_Task statement:_
Exclude the pictures; give every entry again exactly as written.

Data entries
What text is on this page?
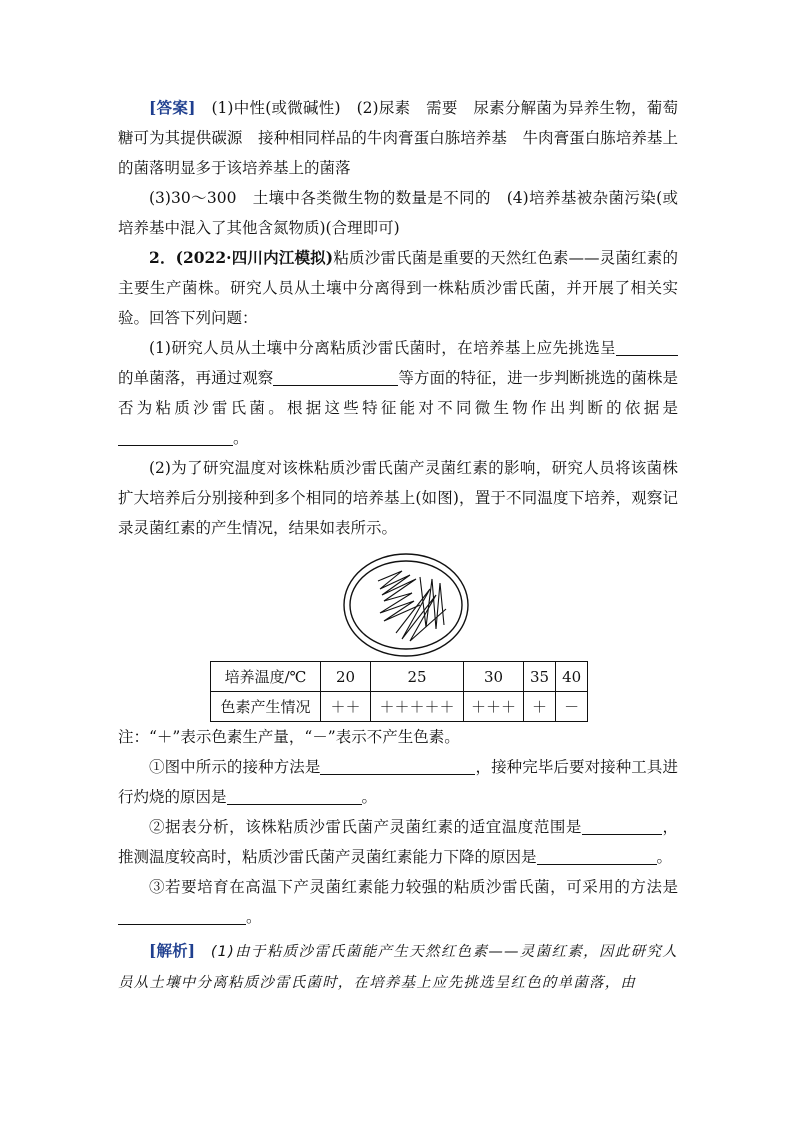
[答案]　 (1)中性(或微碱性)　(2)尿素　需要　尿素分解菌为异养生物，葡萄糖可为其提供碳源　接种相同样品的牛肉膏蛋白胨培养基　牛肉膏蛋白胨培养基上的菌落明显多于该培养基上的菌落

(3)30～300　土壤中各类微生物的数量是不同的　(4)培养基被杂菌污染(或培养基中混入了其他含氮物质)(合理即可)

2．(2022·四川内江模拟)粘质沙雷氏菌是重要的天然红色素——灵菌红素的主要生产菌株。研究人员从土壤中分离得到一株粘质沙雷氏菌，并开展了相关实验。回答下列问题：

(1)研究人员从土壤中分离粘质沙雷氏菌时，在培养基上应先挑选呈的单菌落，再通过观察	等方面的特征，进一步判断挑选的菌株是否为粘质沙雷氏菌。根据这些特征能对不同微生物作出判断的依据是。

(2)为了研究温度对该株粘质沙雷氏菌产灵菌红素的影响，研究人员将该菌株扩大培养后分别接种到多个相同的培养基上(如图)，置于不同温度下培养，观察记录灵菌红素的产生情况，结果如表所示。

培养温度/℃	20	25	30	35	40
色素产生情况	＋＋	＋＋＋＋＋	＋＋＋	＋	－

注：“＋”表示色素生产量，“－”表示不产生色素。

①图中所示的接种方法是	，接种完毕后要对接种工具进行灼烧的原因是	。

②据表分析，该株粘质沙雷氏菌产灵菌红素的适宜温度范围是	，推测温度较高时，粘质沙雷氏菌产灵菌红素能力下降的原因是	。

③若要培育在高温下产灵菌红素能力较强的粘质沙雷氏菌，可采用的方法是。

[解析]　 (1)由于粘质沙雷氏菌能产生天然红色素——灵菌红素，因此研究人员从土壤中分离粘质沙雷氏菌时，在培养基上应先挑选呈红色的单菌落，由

_Correct result:_
What text is on this page?
[答案]　 (1)中性(或微碱性)　(2)尿素　需要　尿素分解菌为异养生物，葡萄糖可为其提供碳源　接种相同样品的牛肉膏蛋白胨培养基　牛肉膏蛋白胨培养基上的菌落明显多于该培养基上的菌落

(3)30～300　土壤中各类微生物的数量是不同的　(4)培养基被杂菌污染(或培养基中混入了其他含氮物质)(合理即可)

2．(2022·四川内江模拟)粘质沙雷氏菌是重要的天然红色素——灵菌红素的主要生产菌株。研究人员从土壤中分离得到一株粘质沙雷氏菌，并开展了相关实验。回答下列问题：

(1)研究人员从土壤中分离粘质沙雷氏菌时，在培养基上应先挑选呈的单菌落，再通过观察	等方面的特征，进一步判断挑选的菌株是否为粘质沙雷氏菌。根据这些特征能对不同微生物作出判断的依据是。

(2)为了研究温度对该株粘质沙雷氏菌产灵菌红素的影响，研究人员将该菌株扩大培养后分别接种到多个相同的培养基上(如图)，置于不同温度下培养，观察记录灵菌红素的产生情况，结果如表所示。

培养温度/℃	20	25	30	35	40
色素产生情况	＋＋	＋＋＋＋＋	＋＋＋	＋	－

注：“＋”表示色素生产量，“－”表示不产生色素。

①图中所示的接种方法是	，接种完毕后要对接种工具进行灼烧的原因是	。

②据表分析，该株粘质沙雷氏菌产灵菌红素的适宜温度范围是	，推测温度较高时，粘质沙雷氏菌产灵菌红素能力下降的原因是	。

③若要培育在高温下产灵菌红素能力较强的粘质沙雷氏菌，可采用的方法是。

[解析]　 (1)由于粘质沙雷氏菌能产生天然红色素——灵菌红素，因此研究人员从土壤中分离粘质沙雷氏菌时，在培养基上应先挑选呈红色的单菌落，由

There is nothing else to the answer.